TASK INPUT:
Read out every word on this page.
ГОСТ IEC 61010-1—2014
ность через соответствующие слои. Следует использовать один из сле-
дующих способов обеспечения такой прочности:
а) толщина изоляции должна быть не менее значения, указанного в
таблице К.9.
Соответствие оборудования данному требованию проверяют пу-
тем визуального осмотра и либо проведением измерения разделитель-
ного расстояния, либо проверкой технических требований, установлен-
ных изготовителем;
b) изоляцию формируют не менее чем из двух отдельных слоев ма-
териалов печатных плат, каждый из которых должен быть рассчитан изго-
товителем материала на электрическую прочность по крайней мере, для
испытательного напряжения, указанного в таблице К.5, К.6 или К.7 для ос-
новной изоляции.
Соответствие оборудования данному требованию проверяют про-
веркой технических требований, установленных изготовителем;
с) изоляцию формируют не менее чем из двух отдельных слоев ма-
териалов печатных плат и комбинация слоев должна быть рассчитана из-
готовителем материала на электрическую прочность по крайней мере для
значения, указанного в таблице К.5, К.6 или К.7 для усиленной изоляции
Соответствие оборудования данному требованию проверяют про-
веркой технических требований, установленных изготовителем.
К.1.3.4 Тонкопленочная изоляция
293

TASK STATEMENT:
Extract all lines of the records above that include "прочность".

EXERCISE RESPONSE:
товителем материала на электрическую прочность по крайней мере, для
готовителем материала на электрическую прочность по крайней мере для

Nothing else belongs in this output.